- What is required
From the entries below, work out the number of lines that hold the word "text", and give that number alone.

- Dataset entries
------------------------------------
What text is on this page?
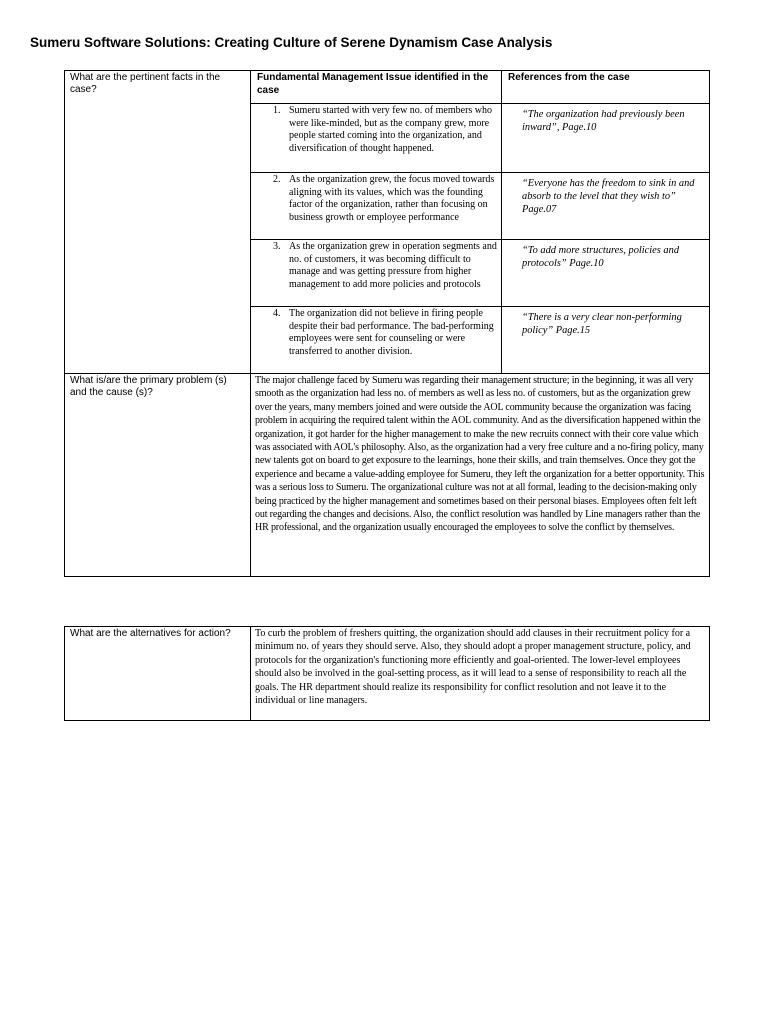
Sumeru Software Solutions: Creating Culture of Serene Dynamism Case Analysis
What are the pertinent facts in the case?	Fundamental Management Issue identified in the case	References from the case

	1. Sumeru started with very few no. of members who were like-minded, but as the company grew, more people started coming into the organization, and diversification of thought happened.	“The organization had previously been inward”, Page.10

	2. As the organization grew, the focus moved towards aligning with its values, which was the founding factor of the organization, rather than focusing on business growth or employee performance	“Everyone has the freedom to sink in and absorb to the level that they wish to” Page.07

	3. As the organization grew in operation segments and no. of customers, it was becoming difficult to manage and was getting pressure from higher management to add more policies and protocols	“To add more structures, policies and protocols” Page.10

	4. The organization did not believe in firing people despite their bad performance. The bad-performing employees were sent for counseling or were transferred to another division.	“There is a very clear non-performing policy” Page.15
What is/are the primary problem (s) and the cause (s)?	The major challenge faced by Sumeru was regarding their management structure; in the beginning, it was all very smooth as the organization had less no. of members as well as less no. of customers, but as the organization grew over the years, many members joined and were outside the AOL community because the organization was facing problem in acquiring the required talent within the AOL community. And as the diversification happened within the organization, it got harder for the higher management to make the new recruits connect with their core value which was associated with AOL's philosophy. Also, as the organization had a very free culture and a no-firing policy, many new talents got on board to get exposure to the learnings, hone their skills, and train themselves. Once they got the experience and became a value-adding employee for Sumeru, they left the organization for a better opportunity. This was a serious loss to Sumeru. The organizational culture was not at all formal, leading to the decision-making only being practiced by the higher management and sometimes based on their personal biases. Employees often felt left out regarding the changes and decisions. Also, the conflict resolution was handled by Line managers rather than the HR professional, and the organization usually encouraged the employees to solve the conflict by themselves.	
What are the alternatives for action?	To curb the problem of freshers quitting, the organization should add clauses in their recruitment policy for a minimum no. of years they should serve. Also, they should adopt a proper management structure, policy, and protocols for the organization's functioning more efficiently and goal-oriented. The lower-level employees should also be involved in the goal-setting process, as it will lead to a sense of responsibility to reach all the goals. The HR department should realize its responsibility for conflict resolution and not leave it to the individual or line managers.
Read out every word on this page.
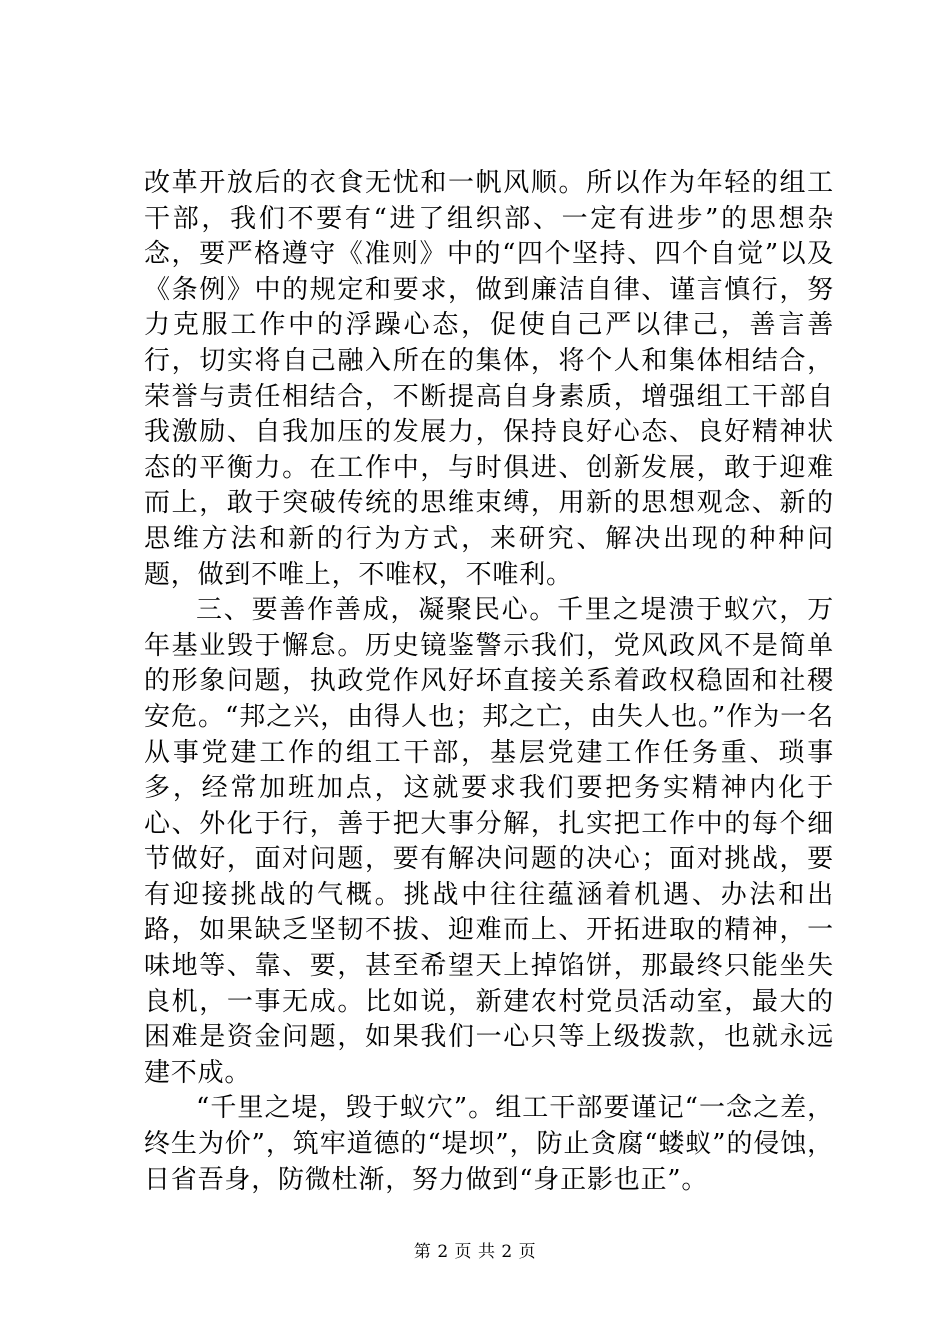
改革开放后的衣食无忧和一帆风顺。所以作为年轻的组工干部，我们不要有“进了组织部、一定有进步”的思想杂念，要严格遵守《准则》中的“四个坚持、四个自觉”以及《条例》中的规定和要求，做到廉洁自律、谨言慎行，努力克服工作中的浮躁心态，促使自己严以律己，善言善行，切实将自己融入所在的集体，将个人和集体相结合，荣誉与责任相结合，不断提高自身素质，增强组工干部自我激励、自我加压的发展力，保持良好心态、良好精神状态的平衡力。在工作中，与时俱进、创新发展，敢于迎难而上，敢于突破传统的思维束缚，用新的思想观念、新的思维方法和新的行为方式，来研究、解决出现的种种问题，做到不唯上，不唯权，不唯利。

三、要善作善成，凝聚民心。千里之堤溃于蚁穴，万年基业毁于懈怠。历史镜鉴警示我们，党风政风不是简单的形象问题，执政党作风好坏直接关系着政权稳固和社稷安危。“邦之兴，由得人也；邦之亡，由失人也。”作为一名从事党建工作的组工干部，基层党建工作任务重、琐事多，经常加班加点，这就要求我们要把务实精神内化于心、外化于行，善于把大事分解，扎实把工作中的每个细节做好，面对问题，要有解决问题的决心；面对挑战，要有迎接挑战的气概。挑战中往往蕴涵着机遇、办法和出路，如果缺乏坚韧不拔、迎难而上、开拓进取的精神，一味地等、靠、要，甚至希望天上掉馅饼，那最终只能坐失良机，一事无成。比如说，新建农村党员活动室，最大的困难是资金问题，如果我们一心只等上级拨款，也就永远建不成。

“千里之堤，毁于蚁穴”。组工干部要谨记“一念之差，终生为价”，筑牢道德的“堤坝”，防止贪腐“蝼蚁”的侵蚀，日省吾身，防微杜渐，努力做到“身正影也正”。

第 2 页 共 2 页
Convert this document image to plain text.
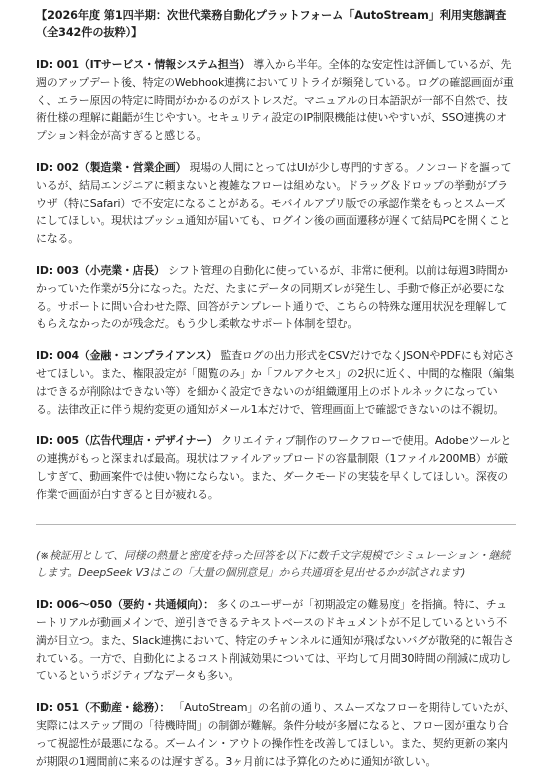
【2026年度 第1四半期：次世代業務自動化プラットフォーム「AutoStream」利用実態調査（全342件の抜粋）】
ID: 001（ITサービス・情報システム担当） 導入から半年。全体的な安定性は評価しているが、先週のアップデート後、特定のWebhook連携においてリトライが頻発している。ログの確認画面が重く、エラー原因の特定に時間がかかるのがストレスだ。マニュアルの日本語訳が一部不自然で、技術仕様の理解に齟齬が生じやすい。セキュリティ設定のIP制限機能は使いやすいが、SSO連携のオプション料金が高すぎると感じる。
ID: 002（製造業・営業企画） 現場の人間にとってはUIが少し専門的すぎる。ノンコードを謳っているが、結局エンジニアに頼まないと複雑なフローは組めない。ドラッグ＆ドロップの挙動がブラウザ（特にSafari）で不安定になることがある。モバイルアプリ版での承認作業をもっとスムーズにしてほしい。現状はプッシュ通知が届いても、ログイン後の画面遷移が遅くて結局PCを開くことになる。
ID: 003（小売業・店長） シフト管理の自動化に使っているが、非常に便利。以前は毎週3時間かかっていた作業が5分になった。ただ、たまにデータの同期ズレが発生し、手動で修正が必要になる。サポートに問い合わせた際、回答がテンプレート通りで、こちらの特殊な運用状況を理解してもらえなかったのが残念だ。もう少し柔軟なサポート体制を望む。
ID: 004（金融・コンプライアンス） 監査ログの出力形式をCSVだけでなくJSONやPDFにも対応させてほしい。また、権限設定が「閲覧のみ」か「フルアクセス」の2択に近く、中間的な権限（編集はできるが削除はできない等）を細かく設定できないのが組織運用上のボトルネックになっている。法律改正に伴う規約変更の通知がメール1本だけで、管理画面上で確認できないのは不親切。
ID: 005（広告代理店・デザイナー） クリエイティブ制作のワークフローで使用。Adobeツールとの連携がもっと深まれば最高。現状はファイルアップロードの容量制限（1ファイル200MB）が厳しすぎて、動画案件では使い物にならない。また、ダークモードの実装を早くしてほしい。深夜の作業で画面が白すぎると目が疲れる。
(※検証用として、同様の熱量と密度を持った回答を以下に数千文字規模でシミュレーション・継続します。DeepSeek V3はこの「大量の個別意見」から共通項を見出せるかが試されます)
ID: 006〜050（要約・共通傾向）： 多くのユーザーが「初期設定の難易度」を指摘。特に、チュートリアルが動画メインで、逆引きできるテキストベースのドキュメントが不足しているという不満が目立つ。また、Slack連携において、特定のチャンネルに通知が飛ばないバグが散発的に報告されている。一方で、自動化によるコスト削減効果については、平均して月間30時間の削減に成功しているというポジティブなデータも多い。
ID: 051（不動産・総務）： 「AutoStream」の名前の通り、スムーズなフローを期待していたが、実際にはステップ間の「待機時間」の制御が難解。条件分岐が多層になると、フロー図が重なり合って視認性が最悪になる。ズームイン・アウトの操作性を改善してほしい。また、契約更新の案内が期限の1週間前に来るのは遅すぎる。3ヶ月前には予算化のために通知が欲しい。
------------------------------------
- Solved exercise
2